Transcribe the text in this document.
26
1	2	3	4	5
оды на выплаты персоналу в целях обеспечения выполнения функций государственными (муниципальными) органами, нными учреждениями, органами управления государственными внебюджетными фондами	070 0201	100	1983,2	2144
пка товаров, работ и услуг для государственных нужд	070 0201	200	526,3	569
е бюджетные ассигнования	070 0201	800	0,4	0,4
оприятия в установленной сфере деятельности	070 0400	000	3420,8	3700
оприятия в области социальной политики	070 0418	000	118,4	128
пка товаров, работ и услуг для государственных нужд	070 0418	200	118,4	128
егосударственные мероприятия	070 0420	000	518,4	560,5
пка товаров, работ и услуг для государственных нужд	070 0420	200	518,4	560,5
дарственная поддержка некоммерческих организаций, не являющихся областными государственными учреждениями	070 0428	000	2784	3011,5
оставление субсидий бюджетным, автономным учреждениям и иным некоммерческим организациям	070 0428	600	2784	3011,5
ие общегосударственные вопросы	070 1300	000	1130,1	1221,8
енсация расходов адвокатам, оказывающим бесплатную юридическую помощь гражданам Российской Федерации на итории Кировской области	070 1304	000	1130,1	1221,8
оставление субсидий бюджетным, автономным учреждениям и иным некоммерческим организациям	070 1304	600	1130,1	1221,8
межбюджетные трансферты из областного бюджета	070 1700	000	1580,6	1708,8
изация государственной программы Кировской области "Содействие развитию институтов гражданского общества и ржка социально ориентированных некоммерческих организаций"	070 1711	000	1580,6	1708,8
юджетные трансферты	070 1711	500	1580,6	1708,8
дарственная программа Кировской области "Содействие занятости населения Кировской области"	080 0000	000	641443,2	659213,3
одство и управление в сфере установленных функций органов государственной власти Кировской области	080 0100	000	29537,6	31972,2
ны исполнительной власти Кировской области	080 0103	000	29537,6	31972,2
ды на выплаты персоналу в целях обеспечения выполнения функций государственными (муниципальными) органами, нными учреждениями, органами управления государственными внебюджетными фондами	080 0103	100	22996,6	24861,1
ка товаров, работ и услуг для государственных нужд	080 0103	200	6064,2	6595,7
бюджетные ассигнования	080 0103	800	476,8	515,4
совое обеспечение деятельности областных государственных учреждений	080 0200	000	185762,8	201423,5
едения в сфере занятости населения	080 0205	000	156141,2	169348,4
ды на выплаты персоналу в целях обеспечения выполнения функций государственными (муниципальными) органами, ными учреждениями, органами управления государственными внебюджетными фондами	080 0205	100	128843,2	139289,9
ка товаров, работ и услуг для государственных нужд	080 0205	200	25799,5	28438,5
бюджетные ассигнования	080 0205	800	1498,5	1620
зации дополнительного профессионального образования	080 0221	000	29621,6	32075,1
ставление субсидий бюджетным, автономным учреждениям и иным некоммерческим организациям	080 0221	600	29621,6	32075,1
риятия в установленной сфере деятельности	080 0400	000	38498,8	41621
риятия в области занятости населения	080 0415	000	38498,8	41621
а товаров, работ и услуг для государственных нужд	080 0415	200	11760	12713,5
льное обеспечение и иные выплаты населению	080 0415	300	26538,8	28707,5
•••••
Check each line of the records for "занятости" and copy the ones that contain it.

дарственная программа Кировской области "Содействие занятости населения Кировской области"	080 0000	000	641443,2	659213,3
едения в сфере занятости населения	080 0205	000	156141,2	169348,4
риятия в области занятости населения	080 0415	000	38498,8	41621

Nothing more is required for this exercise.